#### Data excerpts

╔══

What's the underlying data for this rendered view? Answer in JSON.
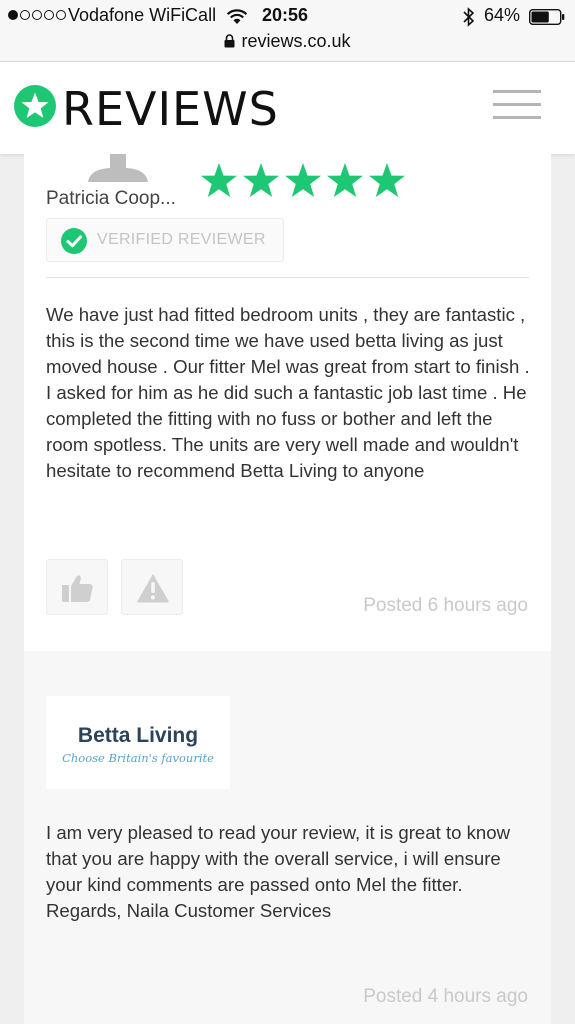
{
  "status_bar": {
    "carrier": "Vodafone WiFiCall",
    "time": "20:56",
    "battery": "64%",
    "url": "reviews.co.uk",
    "signal_dots_filled": 1,
    "signal_dots_total": 5,
    "battery_level": 0.64
  },
  "header": {
    "logo_text": "REVIEWS",
    "logo_icon": "star-icon",
    "menu_icon": "hamburger-icon",
    "brand_color": "#1ec773"
  },
  "review": {
    "reviewer_name": "Patricia Coop...",
    "rating": 5,
    "rating_max": 5,
    "verified_label": "VERIFIED REVIEWER",
    "body": "We have just had fitted bedroom units , they are fantastic , this is the second time we have used betta living as just moved house . Our fitter Mel was great from start to finish . I asked for him as he did such a fantastic job last time . He completed the fitting with no fuss or bother and left the room spotless. The units are very well made and wouldn't hesitate to recommend Betta Living to anyone",
    "posted": "Posted 6 hours ago",
    "helpful_icon": "thumbs-up-icon",
    "report_icon": "warning-icon"
  },
  "reply": {
    "company_name": "Betta Living",
    "company_tagline": "Choose Britain's favourite",
    "body": "I am very pleased to read your review, it is great to know that you are happy with the overall service, i will ensure your kind comments are passed onto Mel the fitter. Regards, Naila Customer Services",
    "posted": "Posted 4 hours ago"
  }
}
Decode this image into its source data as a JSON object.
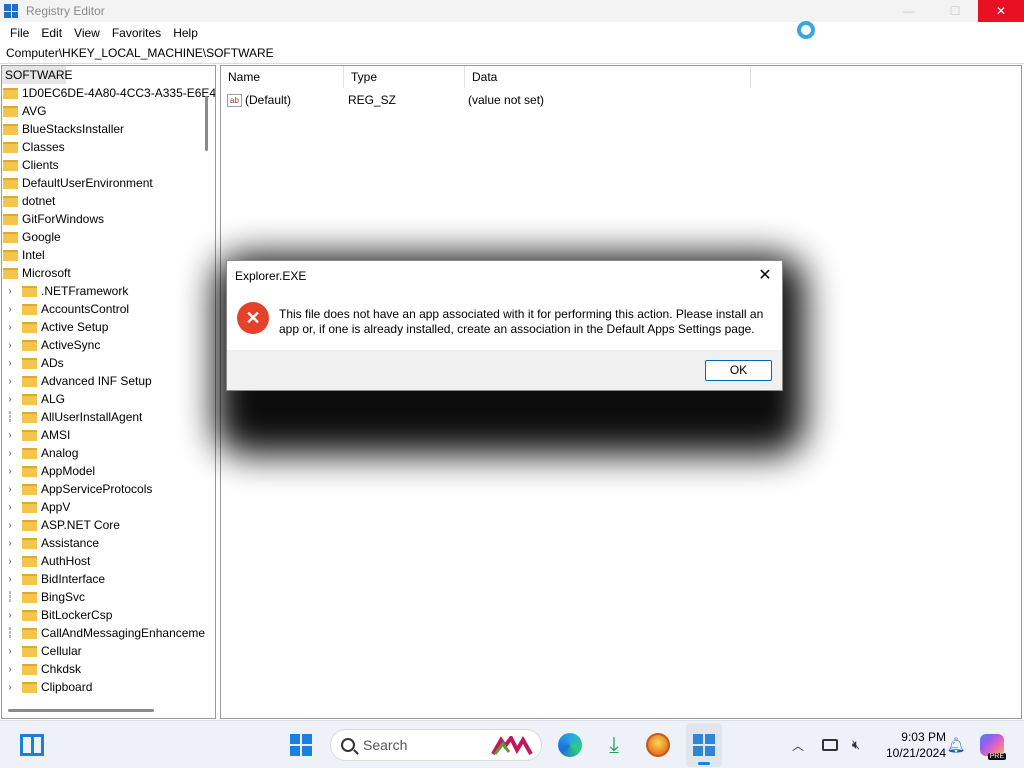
{
  "window": {
    "title": "Registry Editor",
    "controls": {
      "minimize": "—",
      "maximize": "☐",
      "close": "✕"
    }
  },
  "menu": [
    "File",
    "Edit",
    "View",
    "Favorites",
    "Help"
  ],
  "address": "Computer\\HKEY_LOCAL_MACHINE\\SOFTWARE",
  "tree": {
    "root": "SOFTWARE",
    "items": [
      {
        "label": "1D0EC6DE-4A80-4CC3-A335-E6E4",
        "level": 0,
        "expandable": false
      },
      {
        "label": "AVG",
        "level": 0,
        "expandable": false
      },
      {
        "label": "BlueStacksInstaller",
        "level": 0,
        "expandable": false
      },
      {
        "label": "Classes",
        "level": 0,
        "expandable": false
      },
      {
        "label": "Clients",
        "level": 0,
        "expandable": false
      },
      {
        "label": "DefaultUserEnvironment",
        "level": 0,
        "expandable": false
      },
      {
        "label": "dotnet",
        "level": 0,
        "expandable": false
      },
      {
        "label": "GitForWindows",
        "level": 0,
        "expandable": false
      },
      {
        "label": "Google",
        "level": 0,
        "expandable": false
      },
      {
        "label": "Intel",
        "level": 0,
        "expandable": false
      },
      {
        "label": "Microsoft",
        "level": 0,
        "expandable": false
      },
      {
        "label": ".NETFramework",
        "level": 1,
        "expandable": true
      },
      {
        "label": "AccountsControl",
        "level": 1,
        "expandable": true
      },
      {
        "label": "Active Setup",
        "level": 1,
        "expandable": true
      },
      {
        "label": "ActiveSync",
        "level": 1,
        "expandable": true
      },
      {
        "label": "ADs",
        "level": 1,
        "expandable": true
      },
      {
        "label": "Advanced INF Setup",
        "level": 1,
        "expandable": true
      },
      {
        "label": "ALG",
        "level": 1,
        "expandable": true
      },
      {
        "label": "AllUserInstallAgent",
        "level": 1,
        "expandable": false
      },
      {
        "label": "AMSI",
        "level": 1,
        "expandable": true
      },
      {
        "label": "Analog",
        "level": 1,
        "expandable": true
      },
      {
        "label": "AppModel",
        "level": 1,
        "expandable": true
      },
      {
        "label": "AppServiceProtocols",
        "level": 1,
        "expandable": true
      },
      {
        "label": "AppV",
        "level": 1,
        "expandable": true
      },
      {
        "label": "ASP.NET Core",
        "level": 1,
        "expandable": true
      },
      {
        "label": "Assistance",
        "level": 1,
        "expandable": true
      },
      {
        "label": "AuthHost",
        "level": 1,
        "expandable": true
      },
      {
        "label": "BidInterface",
        "level": 1,
        "expandable": true
      },
      {
        "label": "BingSvc",
        "level": 1,
        "expandable": false
      },
      {
        "label": "BitLockerCsp",
        "level": 1,
        "expandable": true
      },
      {
        "label": "CallAndMessagingEnhanceme",
        "level": 1,
        "expandable": false
      },
      {
        "label": "Cellular",
        "level": 1,
        "expandable": true
      },
      {
        "label": "Chkdsk",
        "level": 1,
        "expandable": true
      },
      {
        "label": "Clipboard",
        "level": 1,
        "expandable": true
      }
    ]
  },
  "values": {
    "columns": [
      "Name",
      "Type",
      "Data"
    ],
    "rows": [
      {
        "name": "(Default)",
        "type": "REG_SZ",
        "data": "(value not set)",
        "icon": "ab"
      }
    ]
  },
  "dialog": {
    "title": "Explorer.EXE",
    "close": "✕",
    "icon": "error-icon",
    "icon_glyph": "✕",
    "message": "This file does not have an app associated with it for performing this action. Please install an app or, if one is already installed, create an association in the Default Apps Settings page.",
    "ok_label": "OK"
  },
  "taskbar": {
    "search_label": "Search",
    "time": "9:03 PM",
    "date": "10/21/2024",
    "chevron": "︿",
    "download_glyph": "⤓",
    "sound_glyph": "🔇︎",
    "bell_glyph": "🔔︎",
    "pre_badge": "PRE"
  },
  "colors": {
    "accent": "#0067c0",
    "close_button": "#e81123",
    "error_red": "#e5412b",
    "folder": "#f4c44d"
  }
}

╚══

#### Given task
Pick out the lines containing the word "have" and show them.

#### Final result
    "body": "We have just had fitted bedroom units , they are fantastic , this is the second time we have used betta living as just moved house . Our fitter Mel was great from start to finish . I asked for him as he did such a fantastic job last time . He completed the fitting with no fuss or bother and left the room spotless. The units are very well made and wouldn't hesitate to recommend Betta Living to anyone",
    "message": "This file does not have an app associated with it for performing this action. Please install an app or, if one is already installed, create an association in the Default Apps Settings page.",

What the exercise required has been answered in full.